## start Data for processing

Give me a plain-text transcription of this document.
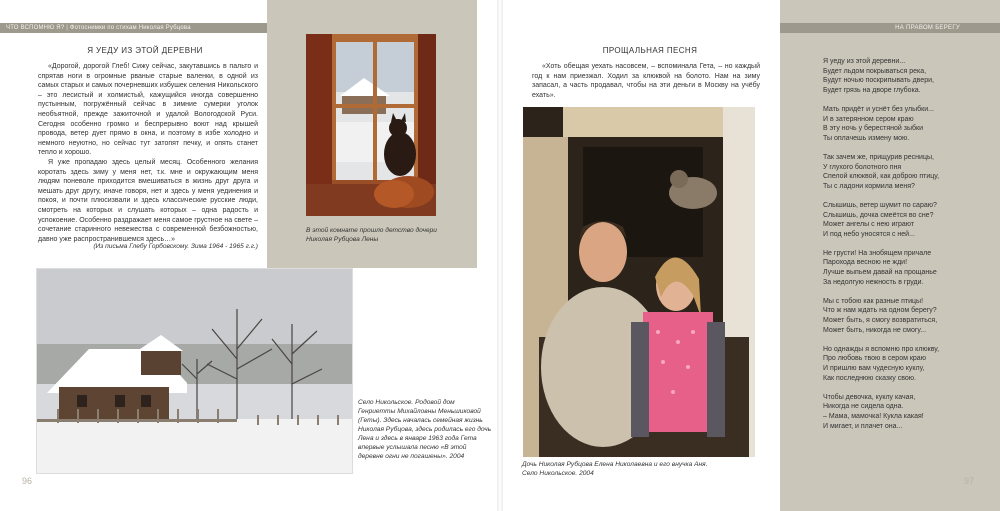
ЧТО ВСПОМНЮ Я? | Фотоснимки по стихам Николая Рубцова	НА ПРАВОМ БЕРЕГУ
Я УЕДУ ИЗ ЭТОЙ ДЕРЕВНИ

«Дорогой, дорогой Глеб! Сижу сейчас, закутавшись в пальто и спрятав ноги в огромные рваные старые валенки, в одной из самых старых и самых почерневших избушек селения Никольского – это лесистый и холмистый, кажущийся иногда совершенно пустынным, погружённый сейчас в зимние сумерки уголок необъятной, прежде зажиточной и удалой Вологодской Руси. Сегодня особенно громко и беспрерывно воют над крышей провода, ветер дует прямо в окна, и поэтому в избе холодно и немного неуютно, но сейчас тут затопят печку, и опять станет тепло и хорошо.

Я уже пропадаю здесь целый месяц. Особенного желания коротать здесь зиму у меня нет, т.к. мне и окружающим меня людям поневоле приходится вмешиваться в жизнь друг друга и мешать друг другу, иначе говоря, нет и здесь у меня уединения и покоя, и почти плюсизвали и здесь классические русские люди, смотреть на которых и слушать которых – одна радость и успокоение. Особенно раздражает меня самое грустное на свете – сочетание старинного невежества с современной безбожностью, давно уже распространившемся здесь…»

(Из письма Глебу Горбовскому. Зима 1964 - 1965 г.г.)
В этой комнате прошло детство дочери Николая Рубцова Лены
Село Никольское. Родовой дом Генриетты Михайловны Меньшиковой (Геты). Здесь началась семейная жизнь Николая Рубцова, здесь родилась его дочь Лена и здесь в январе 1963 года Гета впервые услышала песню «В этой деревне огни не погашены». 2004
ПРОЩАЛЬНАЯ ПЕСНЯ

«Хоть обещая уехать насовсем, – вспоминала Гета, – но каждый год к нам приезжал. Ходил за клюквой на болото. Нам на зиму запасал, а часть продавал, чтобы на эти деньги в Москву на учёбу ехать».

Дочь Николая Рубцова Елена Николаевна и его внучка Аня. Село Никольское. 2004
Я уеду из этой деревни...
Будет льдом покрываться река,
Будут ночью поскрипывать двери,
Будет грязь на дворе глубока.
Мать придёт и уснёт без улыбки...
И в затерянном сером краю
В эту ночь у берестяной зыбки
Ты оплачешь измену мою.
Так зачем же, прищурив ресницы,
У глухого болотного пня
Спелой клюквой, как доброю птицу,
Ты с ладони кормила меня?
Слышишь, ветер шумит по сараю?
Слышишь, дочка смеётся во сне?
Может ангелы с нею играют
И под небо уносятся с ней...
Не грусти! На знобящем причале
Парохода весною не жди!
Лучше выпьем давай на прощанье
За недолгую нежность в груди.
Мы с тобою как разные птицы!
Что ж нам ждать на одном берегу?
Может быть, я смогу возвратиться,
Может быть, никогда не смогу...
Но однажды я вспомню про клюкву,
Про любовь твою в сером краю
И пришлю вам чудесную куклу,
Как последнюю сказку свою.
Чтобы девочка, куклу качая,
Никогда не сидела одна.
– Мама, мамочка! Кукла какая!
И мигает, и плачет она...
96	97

## end Data for processing

- [Short task] Read the lines above. Gather those in which the string "жизнь" is found.

- [Response to this task]
Я уже пропадаю здесь целый месяц. Особенного желания коротать здесь зиму у меня нет, т.к. мне и окружающим меня людям поневоле приходится вмешиваться в жизнь друг друга и мешать друг другу, иначе говоря, нет и здесь у меня уединения и покоя, и почти плюсизвали и здесь классические русские люди, смотреть на которых и слушать которых – одна радость и успокоение. Особенно раздражает меня самое грустное на свете – сочетание старинного невежества с современной безбожностью, давно уже распространившемся здесь…»
Село Никольское. Родовой дом Генриетты Михайловны Меньшиковой (Геты). Здесь началась семейная жизнь Николая Рубцова, здесь родилась его дочь Лена и здесь в январе 1963 года Гета впервые услышала песню «В этой деревне огни не погашены». 2004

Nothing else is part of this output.